§ **GIVEN DATA**
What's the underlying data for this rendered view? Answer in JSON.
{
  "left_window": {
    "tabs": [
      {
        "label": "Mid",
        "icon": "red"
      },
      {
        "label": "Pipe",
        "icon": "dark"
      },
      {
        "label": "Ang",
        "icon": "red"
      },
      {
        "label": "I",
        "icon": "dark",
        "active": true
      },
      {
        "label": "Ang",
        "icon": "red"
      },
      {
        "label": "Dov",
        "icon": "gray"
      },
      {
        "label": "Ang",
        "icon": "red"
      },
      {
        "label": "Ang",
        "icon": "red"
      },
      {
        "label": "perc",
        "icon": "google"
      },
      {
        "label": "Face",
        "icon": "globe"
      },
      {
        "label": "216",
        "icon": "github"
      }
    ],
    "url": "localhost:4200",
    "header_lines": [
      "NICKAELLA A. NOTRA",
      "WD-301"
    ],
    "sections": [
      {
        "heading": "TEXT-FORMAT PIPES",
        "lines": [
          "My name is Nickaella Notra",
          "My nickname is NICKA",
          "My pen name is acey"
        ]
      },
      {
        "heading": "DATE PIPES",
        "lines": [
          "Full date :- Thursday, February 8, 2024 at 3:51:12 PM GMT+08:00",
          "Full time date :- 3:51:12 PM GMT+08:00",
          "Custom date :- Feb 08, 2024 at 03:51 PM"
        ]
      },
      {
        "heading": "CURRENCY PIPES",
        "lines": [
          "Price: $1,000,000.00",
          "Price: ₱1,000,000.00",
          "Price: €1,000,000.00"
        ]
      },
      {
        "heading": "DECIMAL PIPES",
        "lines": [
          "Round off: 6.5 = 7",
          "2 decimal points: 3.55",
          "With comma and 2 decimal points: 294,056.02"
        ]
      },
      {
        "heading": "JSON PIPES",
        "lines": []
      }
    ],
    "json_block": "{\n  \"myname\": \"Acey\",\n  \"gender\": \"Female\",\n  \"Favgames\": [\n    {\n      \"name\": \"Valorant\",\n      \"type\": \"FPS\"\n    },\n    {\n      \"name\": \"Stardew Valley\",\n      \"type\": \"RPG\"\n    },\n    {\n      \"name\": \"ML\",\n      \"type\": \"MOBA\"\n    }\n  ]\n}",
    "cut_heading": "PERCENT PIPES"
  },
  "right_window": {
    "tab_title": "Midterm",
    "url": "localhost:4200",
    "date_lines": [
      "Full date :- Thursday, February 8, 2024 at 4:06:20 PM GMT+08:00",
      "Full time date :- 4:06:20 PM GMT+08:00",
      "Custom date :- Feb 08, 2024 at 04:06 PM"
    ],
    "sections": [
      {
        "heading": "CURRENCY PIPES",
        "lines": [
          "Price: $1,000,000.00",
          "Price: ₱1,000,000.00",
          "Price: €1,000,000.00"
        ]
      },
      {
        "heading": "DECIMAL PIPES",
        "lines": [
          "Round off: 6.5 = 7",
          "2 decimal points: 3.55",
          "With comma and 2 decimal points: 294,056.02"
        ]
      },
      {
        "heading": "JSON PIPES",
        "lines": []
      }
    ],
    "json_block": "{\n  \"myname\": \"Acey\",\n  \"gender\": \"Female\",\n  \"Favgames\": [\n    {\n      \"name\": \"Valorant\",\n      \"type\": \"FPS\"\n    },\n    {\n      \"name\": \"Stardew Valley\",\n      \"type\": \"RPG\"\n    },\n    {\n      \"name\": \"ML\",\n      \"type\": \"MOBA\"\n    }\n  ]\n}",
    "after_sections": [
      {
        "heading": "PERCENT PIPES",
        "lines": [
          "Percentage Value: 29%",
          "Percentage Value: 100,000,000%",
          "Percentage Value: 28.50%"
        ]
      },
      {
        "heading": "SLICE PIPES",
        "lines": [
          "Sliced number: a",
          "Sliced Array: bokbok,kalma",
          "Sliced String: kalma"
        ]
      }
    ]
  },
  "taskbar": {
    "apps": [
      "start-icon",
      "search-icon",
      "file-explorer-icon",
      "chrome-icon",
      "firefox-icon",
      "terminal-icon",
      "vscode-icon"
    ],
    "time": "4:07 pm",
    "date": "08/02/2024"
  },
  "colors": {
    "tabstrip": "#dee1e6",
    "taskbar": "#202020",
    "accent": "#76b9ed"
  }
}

§ **EXERCISE DETAILS**
Where a line above holds the string "February", show that line.

§ **COMPLETE RESPONSE**
          "Full date :- Thursday, February 8, 2024 at 3:51:12 PM GMT+08:00",
      "Full date :- Thursday, February 8, 2024 at 4:06:20 PM GMT+08:00",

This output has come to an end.